» **Article**
Step by step solution
01
Express the Integral with Partial Fractions
Start by recognizing that the function \( \frac{1}{\xi^2 + 1} \) can be decomposed into partial fractions. The polynomial \( \xi^2 + 1 \) can be factored as \( (\xi + i)(\xi - i) \). Thus, we have the identity: \[ \frac{1}{\xi^2 + 1} = \frac{A}{\xi + i} + \frac{B}{\xi - i} \] To find \( A \) and \( B \), solve the equation \( 1 = A(\xi - i) + B(\xi + i) \).
02
Solve for Coefficients A and B
To solve for \( A \) and \( B \), substitute specific values of \( \xi \) to simplify the calculations:1. Set \( \xi = i \), then: \[ 1 = A(i - i) + B(i + i) = 2Bi \] This gives \( B = \frac{1}{2i} = -\frac{i}{2} \). 2. Set \( \xi = -i \), then: \[ 1 = A(-i + i) + B(-i - i) = -2Ai \] This gives \( A = -\frac{1}{2i} = \frac{i}{2} \).

» **Task to carry out**
Reproduce the passage of the partial fractions solution that begins with the words "Step by step" and ends with the words "i) + B(\xi + i) \).".

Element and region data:
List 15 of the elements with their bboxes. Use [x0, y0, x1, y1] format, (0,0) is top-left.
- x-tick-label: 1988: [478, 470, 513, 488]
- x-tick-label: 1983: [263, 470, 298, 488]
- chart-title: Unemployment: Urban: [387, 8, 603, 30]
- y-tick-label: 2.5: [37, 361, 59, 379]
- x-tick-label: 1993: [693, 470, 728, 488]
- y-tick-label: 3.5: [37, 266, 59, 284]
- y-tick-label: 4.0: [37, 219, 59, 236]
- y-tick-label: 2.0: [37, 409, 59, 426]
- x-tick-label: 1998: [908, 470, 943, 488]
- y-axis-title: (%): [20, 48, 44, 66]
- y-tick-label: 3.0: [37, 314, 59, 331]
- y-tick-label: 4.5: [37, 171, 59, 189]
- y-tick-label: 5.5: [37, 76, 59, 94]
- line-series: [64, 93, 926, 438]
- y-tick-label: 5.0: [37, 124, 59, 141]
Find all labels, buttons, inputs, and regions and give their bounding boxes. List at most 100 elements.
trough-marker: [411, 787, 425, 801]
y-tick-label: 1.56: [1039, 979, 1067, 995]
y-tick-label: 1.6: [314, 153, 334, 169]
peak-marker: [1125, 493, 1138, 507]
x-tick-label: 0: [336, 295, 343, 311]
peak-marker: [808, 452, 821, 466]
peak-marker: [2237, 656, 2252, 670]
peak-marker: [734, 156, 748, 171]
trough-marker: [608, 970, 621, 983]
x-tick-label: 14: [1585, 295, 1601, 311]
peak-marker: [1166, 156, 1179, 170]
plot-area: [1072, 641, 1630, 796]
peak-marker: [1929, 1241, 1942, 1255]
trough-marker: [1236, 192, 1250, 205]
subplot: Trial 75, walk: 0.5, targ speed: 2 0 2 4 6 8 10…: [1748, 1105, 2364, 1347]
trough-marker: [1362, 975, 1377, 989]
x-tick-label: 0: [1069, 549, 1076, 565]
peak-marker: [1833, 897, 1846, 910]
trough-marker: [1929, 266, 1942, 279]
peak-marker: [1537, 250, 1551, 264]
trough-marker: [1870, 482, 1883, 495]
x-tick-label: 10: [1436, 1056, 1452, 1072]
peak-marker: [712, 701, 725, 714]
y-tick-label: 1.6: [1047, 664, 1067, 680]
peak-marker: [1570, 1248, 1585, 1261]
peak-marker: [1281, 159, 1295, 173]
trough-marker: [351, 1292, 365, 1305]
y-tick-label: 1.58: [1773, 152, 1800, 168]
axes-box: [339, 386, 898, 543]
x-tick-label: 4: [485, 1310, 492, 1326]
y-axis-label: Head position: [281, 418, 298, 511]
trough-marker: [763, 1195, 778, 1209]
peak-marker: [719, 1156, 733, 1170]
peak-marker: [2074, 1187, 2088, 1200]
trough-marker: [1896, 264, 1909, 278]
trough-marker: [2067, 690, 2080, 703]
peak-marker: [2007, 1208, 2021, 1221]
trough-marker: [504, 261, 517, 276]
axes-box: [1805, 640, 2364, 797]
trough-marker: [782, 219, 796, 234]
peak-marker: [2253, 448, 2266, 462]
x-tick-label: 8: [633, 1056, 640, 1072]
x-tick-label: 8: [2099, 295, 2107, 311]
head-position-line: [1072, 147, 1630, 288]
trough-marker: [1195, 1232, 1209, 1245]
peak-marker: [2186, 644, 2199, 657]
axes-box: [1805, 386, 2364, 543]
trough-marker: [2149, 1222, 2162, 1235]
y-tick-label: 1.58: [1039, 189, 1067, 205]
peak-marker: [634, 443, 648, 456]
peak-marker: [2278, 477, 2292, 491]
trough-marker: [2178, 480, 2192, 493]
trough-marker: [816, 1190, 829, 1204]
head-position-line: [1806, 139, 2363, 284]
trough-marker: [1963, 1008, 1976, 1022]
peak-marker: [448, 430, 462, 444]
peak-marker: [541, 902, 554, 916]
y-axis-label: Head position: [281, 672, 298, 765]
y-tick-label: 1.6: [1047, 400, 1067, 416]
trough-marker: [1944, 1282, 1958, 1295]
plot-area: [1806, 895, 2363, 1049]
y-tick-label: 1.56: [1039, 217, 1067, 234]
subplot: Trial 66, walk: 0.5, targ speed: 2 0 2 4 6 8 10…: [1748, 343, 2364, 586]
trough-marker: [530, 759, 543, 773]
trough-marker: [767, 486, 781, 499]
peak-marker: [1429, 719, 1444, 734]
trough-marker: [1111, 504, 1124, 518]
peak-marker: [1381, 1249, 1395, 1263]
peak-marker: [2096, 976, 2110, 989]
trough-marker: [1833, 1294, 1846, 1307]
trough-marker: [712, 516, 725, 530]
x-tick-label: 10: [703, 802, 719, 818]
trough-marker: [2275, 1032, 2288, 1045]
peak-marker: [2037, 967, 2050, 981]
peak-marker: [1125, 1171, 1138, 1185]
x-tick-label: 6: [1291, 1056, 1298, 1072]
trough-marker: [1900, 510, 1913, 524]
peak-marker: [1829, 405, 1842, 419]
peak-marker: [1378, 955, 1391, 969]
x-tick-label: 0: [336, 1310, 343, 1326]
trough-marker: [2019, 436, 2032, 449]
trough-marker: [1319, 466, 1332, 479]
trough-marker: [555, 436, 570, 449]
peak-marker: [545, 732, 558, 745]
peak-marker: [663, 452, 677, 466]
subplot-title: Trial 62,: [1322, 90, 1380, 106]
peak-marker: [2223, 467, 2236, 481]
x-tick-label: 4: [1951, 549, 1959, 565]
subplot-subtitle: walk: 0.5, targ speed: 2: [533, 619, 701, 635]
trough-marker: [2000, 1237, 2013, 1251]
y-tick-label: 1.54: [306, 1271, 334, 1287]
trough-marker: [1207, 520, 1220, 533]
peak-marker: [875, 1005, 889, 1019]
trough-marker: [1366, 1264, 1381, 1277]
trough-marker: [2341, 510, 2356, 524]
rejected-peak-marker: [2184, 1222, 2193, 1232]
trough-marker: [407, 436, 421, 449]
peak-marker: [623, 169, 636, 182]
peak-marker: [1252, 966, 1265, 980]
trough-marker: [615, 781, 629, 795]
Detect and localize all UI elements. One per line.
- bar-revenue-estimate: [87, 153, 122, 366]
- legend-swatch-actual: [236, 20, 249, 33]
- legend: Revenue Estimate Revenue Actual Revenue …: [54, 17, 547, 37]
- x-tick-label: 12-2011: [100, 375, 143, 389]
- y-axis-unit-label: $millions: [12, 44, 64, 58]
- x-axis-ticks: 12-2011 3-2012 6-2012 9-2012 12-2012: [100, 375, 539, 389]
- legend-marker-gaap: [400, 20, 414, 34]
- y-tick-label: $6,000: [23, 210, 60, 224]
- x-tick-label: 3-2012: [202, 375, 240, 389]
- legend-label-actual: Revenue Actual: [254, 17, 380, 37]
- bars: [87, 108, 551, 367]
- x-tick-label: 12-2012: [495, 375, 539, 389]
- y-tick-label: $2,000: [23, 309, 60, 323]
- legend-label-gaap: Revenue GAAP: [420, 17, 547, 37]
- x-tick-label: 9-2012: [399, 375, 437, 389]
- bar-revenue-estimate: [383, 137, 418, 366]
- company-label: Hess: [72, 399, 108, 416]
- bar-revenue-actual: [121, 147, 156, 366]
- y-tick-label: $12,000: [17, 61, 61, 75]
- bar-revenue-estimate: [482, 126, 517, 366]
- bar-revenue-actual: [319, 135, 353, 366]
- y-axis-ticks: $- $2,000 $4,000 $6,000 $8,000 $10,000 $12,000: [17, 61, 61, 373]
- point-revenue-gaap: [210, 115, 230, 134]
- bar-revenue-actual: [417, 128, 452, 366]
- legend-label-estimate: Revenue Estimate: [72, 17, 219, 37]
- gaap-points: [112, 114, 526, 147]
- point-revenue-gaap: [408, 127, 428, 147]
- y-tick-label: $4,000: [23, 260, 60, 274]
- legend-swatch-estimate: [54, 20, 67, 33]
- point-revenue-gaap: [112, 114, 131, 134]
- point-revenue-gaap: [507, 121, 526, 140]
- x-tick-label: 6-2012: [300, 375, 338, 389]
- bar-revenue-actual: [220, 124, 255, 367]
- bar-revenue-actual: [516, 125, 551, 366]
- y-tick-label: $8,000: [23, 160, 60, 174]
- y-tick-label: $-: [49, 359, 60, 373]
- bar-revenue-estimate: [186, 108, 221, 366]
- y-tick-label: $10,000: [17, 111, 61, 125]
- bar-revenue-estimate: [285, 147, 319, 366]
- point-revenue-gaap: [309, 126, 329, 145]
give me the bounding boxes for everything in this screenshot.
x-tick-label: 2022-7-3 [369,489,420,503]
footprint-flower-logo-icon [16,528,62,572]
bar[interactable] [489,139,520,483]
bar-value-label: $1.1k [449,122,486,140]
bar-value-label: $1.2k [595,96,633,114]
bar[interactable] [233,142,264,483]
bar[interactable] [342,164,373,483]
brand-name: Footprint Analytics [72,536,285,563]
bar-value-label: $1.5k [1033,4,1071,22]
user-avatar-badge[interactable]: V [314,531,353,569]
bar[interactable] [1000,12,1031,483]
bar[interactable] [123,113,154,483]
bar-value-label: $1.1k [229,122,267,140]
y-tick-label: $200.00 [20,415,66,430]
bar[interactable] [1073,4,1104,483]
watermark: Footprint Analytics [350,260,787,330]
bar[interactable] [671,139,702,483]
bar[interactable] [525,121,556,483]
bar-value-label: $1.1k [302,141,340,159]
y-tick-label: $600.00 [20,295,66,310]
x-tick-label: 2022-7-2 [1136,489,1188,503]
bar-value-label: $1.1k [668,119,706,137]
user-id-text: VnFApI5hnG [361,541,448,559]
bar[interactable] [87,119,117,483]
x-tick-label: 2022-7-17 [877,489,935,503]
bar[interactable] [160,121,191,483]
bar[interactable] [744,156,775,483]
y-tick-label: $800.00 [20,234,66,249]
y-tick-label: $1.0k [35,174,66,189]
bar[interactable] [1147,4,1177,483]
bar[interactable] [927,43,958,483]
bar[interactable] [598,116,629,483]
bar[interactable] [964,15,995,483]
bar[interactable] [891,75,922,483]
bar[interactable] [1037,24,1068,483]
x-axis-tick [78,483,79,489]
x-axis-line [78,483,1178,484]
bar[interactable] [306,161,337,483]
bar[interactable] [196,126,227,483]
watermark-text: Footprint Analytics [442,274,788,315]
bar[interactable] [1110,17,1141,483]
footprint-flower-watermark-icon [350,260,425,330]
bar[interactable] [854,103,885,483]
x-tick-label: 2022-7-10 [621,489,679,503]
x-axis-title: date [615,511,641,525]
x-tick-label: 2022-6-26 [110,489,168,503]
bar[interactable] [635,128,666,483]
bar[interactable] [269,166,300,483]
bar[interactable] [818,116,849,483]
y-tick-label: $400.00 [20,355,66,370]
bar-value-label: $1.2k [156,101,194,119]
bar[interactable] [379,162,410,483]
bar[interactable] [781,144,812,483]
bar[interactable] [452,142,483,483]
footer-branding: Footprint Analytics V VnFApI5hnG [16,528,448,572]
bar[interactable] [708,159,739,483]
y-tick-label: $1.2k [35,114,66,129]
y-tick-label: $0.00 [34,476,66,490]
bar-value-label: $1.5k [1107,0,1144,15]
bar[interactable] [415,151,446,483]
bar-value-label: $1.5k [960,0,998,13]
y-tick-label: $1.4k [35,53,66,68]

» **Exercise answer**
Step by step solution
01
Express the Integral with Partial Fractions
Start by recognizing that the function \( \frac{1}{\xi^2 + 1} \) can be decomposed into partial fractions. The polynomial \( \xi^2 + 1 \) can be factored as \( (\xi + i)(\xi - i) \). Thus, we have the identity: \[ \frac{1}{\xi^2 + 1} = \frac{A}{\xi + i} + \frac{B}{\xi - i} \] To find \( A \) and \( B \), solve the equation \( 1 = A(\xi - i) + B(\xi + i) \).